§ WORK TO DO
Wherever a line holds the string "message", copy that line.
::::
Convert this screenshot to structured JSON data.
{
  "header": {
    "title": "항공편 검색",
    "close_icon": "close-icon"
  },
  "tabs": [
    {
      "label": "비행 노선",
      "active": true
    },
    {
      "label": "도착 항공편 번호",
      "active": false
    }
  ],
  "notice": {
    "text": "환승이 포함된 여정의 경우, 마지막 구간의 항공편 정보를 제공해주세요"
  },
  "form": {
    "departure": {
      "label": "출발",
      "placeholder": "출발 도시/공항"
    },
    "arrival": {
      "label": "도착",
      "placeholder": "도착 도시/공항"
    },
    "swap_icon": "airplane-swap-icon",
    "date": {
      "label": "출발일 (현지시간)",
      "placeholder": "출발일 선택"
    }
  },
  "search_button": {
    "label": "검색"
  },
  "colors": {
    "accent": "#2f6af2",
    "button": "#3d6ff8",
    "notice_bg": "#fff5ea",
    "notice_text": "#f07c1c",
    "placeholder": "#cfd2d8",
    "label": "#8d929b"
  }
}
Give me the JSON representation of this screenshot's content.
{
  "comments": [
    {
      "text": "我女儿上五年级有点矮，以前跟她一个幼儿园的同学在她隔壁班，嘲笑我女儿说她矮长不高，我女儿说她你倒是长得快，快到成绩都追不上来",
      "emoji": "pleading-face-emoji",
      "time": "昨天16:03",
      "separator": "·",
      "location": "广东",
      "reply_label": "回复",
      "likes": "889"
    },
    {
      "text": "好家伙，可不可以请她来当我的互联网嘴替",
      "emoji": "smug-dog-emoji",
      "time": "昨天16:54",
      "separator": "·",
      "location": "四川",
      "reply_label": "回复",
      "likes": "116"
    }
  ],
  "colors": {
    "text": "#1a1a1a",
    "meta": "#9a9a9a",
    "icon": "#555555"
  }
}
::::
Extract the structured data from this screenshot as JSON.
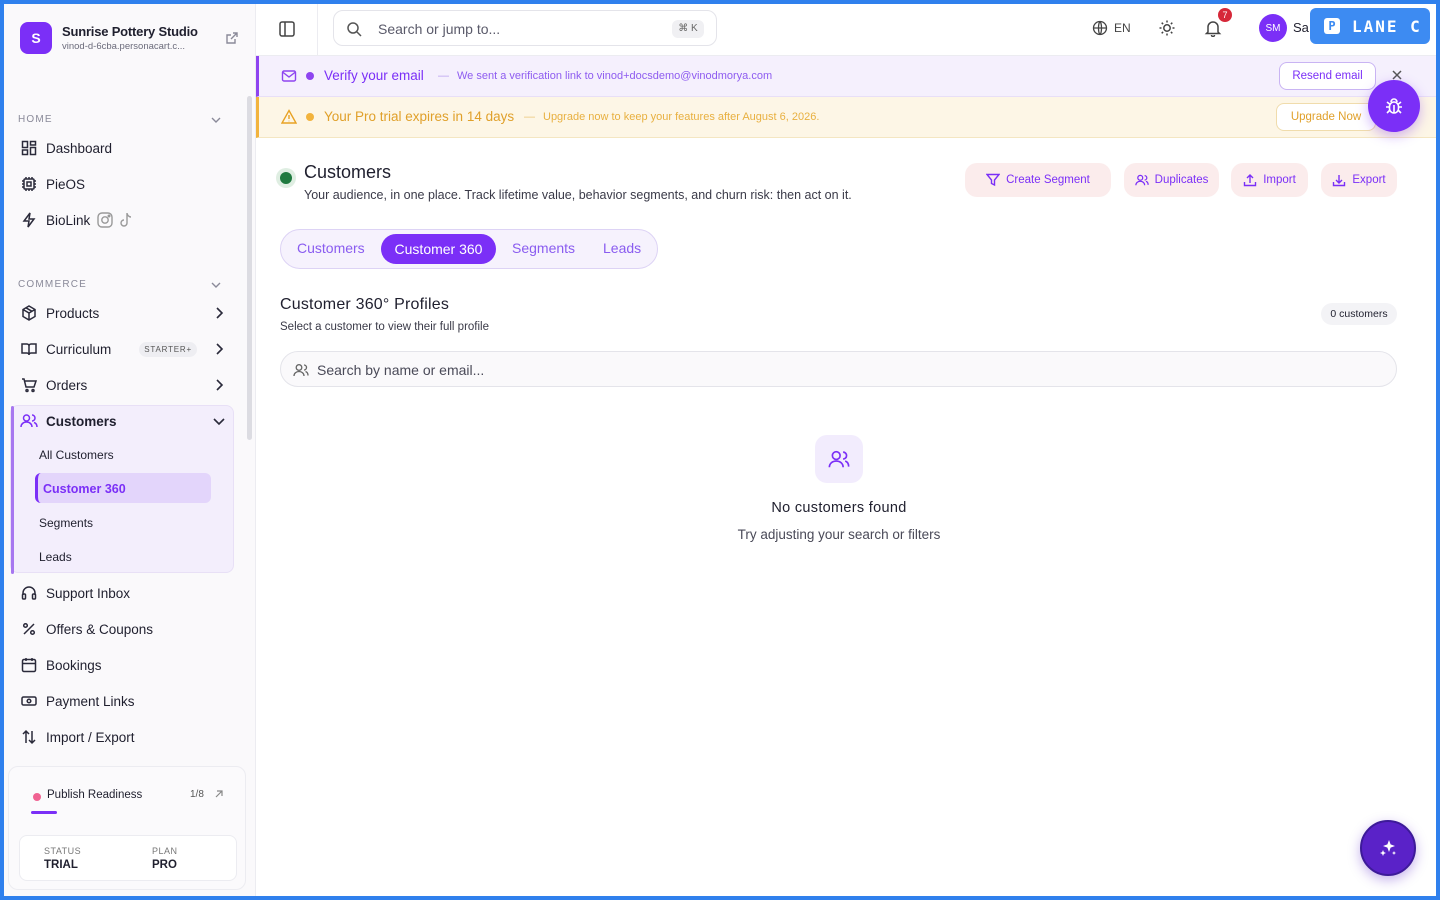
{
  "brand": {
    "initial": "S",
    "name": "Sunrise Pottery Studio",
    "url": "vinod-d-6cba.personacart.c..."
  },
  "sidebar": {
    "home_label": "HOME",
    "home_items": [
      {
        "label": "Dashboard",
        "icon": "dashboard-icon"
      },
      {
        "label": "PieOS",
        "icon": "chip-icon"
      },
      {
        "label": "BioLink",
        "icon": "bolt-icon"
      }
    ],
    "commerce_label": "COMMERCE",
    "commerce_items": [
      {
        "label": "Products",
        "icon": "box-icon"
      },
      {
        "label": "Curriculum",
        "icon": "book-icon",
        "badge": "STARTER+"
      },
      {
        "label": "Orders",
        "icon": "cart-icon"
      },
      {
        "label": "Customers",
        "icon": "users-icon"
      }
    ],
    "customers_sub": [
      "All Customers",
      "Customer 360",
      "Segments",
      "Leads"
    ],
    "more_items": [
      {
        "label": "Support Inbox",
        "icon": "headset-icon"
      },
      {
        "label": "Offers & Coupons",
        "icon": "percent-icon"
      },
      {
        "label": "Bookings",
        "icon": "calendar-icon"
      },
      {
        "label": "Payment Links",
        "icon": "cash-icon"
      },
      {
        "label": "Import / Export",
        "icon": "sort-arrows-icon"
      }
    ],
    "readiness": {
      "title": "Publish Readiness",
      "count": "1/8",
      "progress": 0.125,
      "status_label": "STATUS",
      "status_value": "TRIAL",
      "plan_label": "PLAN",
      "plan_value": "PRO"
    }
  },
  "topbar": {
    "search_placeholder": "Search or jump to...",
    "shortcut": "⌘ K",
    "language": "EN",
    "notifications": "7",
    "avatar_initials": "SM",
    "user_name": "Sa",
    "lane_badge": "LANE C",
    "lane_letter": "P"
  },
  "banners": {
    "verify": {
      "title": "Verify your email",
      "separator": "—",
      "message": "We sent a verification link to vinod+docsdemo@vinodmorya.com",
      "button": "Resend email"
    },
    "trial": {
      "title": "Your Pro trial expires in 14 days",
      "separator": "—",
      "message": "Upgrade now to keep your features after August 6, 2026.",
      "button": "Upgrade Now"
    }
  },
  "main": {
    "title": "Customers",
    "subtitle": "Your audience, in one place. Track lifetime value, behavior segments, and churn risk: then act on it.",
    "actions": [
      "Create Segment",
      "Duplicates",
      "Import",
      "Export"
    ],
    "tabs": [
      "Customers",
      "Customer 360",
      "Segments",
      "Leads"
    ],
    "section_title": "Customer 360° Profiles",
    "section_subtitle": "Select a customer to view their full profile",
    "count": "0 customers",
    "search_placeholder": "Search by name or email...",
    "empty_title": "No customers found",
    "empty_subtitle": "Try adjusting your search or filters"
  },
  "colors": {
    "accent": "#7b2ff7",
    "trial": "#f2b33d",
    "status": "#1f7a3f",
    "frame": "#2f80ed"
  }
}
::::
§ TASK RESULT
      "message": "We sent a verification link to vinod+docsdemo@vinodmorya.com",
      "message": "Upgrade now to keep your features after August 6, 2026.",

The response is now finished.